▶ [Requirement] Transcribe the material below exactly as it appears.

-------- Task inputs --------

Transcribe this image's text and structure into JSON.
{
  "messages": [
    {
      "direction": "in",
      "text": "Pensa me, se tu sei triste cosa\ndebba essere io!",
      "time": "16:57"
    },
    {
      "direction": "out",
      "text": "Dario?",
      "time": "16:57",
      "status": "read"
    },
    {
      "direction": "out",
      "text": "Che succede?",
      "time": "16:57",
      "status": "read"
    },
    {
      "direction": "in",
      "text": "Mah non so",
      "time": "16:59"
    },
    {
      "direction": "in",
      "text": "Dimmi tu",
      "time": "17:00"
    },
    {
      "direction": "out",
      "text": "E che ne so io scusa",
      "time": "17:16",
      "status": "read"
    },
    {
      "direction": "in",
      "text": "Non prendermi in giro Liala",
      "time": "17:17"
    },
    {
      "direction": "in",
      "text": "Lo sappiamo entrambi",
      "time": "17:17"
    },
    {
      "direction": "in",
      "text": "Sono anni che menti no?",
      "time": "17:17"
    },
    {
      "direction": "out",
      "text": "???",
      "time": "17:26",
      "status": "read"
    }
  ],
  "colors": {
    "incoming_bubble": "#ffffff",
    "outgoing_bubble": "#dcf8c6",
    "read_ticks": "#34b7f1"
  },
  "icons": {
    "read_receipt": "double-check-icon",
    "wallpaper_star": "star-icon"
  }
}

--------

▶ [Answer to the task]
Transcribe this image's text and structure into JSON.
{
  "messages": [
    {
      "direction": "in",
      "text": "Pensa me, se tu sei triste cosa\ndebba essere io!",
      "time": "16:57"
    },
    {
      "direction": "out",
      "text": "Dario?",
      "time": "16:57",
      "status": "read"
    },
    {
      "direction": "out",
      "text": "Che succede?",
      "time": "16:57",
      "status": "read"
    },
    {
      "direction": "in",
      "text": "Mah non so",
      "time": "16:59"
    },
    {
      "direction": "in",
      "text": "Dimmi tu",
      "time": "17:00"
    },
    {
      "direction": "out",
      "text": "E che ne so io scusa",
      "time": "17:16",
      "status": "read"
    },
    {
      "direction": "in",
      "text": "Non prendermi in giro Liala",
      "time": "17:17"
    },
    {
      "direction": "in",
      "text": "Lo sappiamo entrambi",
      "time": "17:17"
    },
    {
      "direction": "in",
      "text": "Sono anni che menti no?",
      "time": "17:17"
    },
    {
      "direction": "out",
      "text": "???",
      "time": "17:26",
      "status": "read"
    }
  ],
  "colors": {
    "incoming_bubble": "#ffffff",
    "outgoing_bubble": "#dcf8c6",
    "read_ticks": "#34b7f1"
  },
  "icons": {
    "read_receipt": "double-check-icon",
    "wallpaper_star": "star-icon"
  }
}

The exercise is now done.